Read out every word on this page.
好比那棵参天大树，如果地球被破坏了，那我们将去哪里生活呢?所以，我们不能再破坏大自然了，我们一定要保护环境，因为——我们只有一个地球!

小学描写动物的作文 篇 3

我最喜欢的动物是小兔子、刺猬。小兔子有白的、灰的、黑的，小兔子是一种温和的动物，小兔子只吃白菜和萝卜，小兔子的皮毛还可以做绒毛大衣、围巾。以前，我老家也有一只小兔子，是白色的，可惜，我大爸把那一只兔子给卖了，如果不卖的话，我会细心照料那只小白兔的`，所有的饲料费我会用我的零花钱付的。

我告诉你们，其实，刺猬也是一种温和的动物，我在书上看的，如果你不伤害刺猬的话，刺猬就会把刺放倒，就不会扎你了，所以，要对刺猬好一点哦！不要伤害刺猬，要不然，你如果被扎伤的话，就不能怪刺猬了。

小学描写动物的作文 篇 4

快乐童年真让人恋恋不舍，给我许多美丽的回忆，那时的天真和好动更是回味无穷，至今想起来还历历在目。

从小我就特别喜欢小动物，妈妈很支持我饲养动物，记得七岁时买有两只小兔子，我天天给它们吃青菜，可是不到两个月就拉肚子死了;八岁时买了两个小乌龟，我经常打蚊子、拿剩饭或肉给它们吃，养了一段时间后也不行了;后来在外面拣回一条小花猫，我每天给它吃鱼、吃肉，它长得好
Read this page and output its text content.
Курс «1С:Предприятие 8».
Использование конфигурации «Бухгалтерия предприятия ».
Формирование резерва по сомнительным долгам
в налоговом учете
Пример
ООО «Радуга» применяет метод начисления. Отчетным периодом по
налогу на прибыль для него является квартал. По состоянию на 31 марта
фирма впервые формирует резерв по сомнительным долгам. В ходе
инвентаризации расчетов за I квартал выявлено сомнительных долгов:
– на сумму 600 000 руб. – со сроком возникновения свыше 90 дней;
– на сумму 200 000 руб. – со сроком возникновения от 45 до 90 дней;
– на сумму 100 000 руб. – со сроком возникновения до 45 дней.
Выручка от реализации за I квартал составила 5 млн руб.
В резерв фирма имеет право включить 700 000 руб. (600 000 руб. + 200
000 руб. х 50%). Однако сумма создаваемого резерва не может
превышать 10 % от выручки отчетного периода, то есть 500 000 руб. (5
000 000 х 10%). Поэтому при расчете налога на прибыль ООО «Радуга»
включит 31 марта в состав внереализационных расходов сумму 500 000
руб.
------------------------------------------------------------
* Problem requirements *
Repeat every record, keeping each word and mark exactly as it is.

* Complete output *
Read out every word on this page.
好比那棵参天大树，如果地球被破坏了，那我们将去哪里生活呢?所以，我们不能再破坏大自然了，我们一定要保护环境，因为——我们只有一个地球!

小学描写动物的作文 篇 3

我最喜欢的动物是小兔子、刺猬。小兔子有白的、灰的、黑的，小兔子是一种温和的动物，小兔子只吃白菜和萝卜，小兔子的皮毛还可以做绒毛大衣、围巾。以前，我老家也有一只小兔子，是白色的，可惜，我大爸把那一只兔子给卖了，如果不卖的话，我会细心照料那只小白兔的`，所有的饲料费我会用我的零花钱付的。

我告诉你们，其实，刺猬也是一种温和的动物，我在书上看的，如果你不伤害刺猬的话，刺猬就会把刺放倒，就不会扎你了，所以，要对刺猬好一点哦！不要伤害刺猬，要不然，你如果被扎伤的话，就不能怪刺猬了。

小学描写动物的作文 篇 4

快乐童年真让人恋恋不舍，给我许多美丽的回忆，那时的天真和好动更是回味无穷，至今想起来还历历在目。

从小我就特别喜欢小动物，妈妈很支持我饲养动物，记得七岁时买有两只小兔子，我天天给它们吃青菜，可是不到两个月就拉肚子死了;八岁时买了两个小乌龟，我经常打蚊子、拿剩饭或肉给它们吃，养了一段时间后也不行了;后来在外面拣回一条小花猫，我每天给它吃鱼、吃肉，它长得好
Read this page and output its text content.
Курс «1С:Предприятие 8».
Использование конфигурации «Бухгалтерия предприятия ».
Формирование резерва по сомнительным долгам
в налоговом учете
Пример
ООО «Радуга» применяет метод начисления. Отчетным периодом по
налогу на прибыль для него является квартал. По состоянию на 31 марта
фирма впервые формирует резерв по сомнительным долгам. В ходе
инвентаризации расчетов за I квартал выявлено сомнительных долгов:
– на сумму 600 000 руб. – со сроком возникновения свыше 90 дней;
– на сумму 200 000 руб. – со сроком возникновения от 45 до 90 дней;
– на сумму 100 000 руб. – со сроком возникновения до 45 дней.
Выручка от реализации за I квартал составила 5 млн руб.
В резерв фирма имеет право включить 700 000 руб. (600 000 руб. + 200
000 руб. х 50%). Однако сумма создаваемого резерва не может
превышать 10 % от выручки отчетного периода, то есть 500 000 руб. (5
000 000 х 10%). Поэтому при расчете налога на прибыль ООО «Радуга»
включит 31 марта в состав внереализационных расходов сумму 500 000
руб.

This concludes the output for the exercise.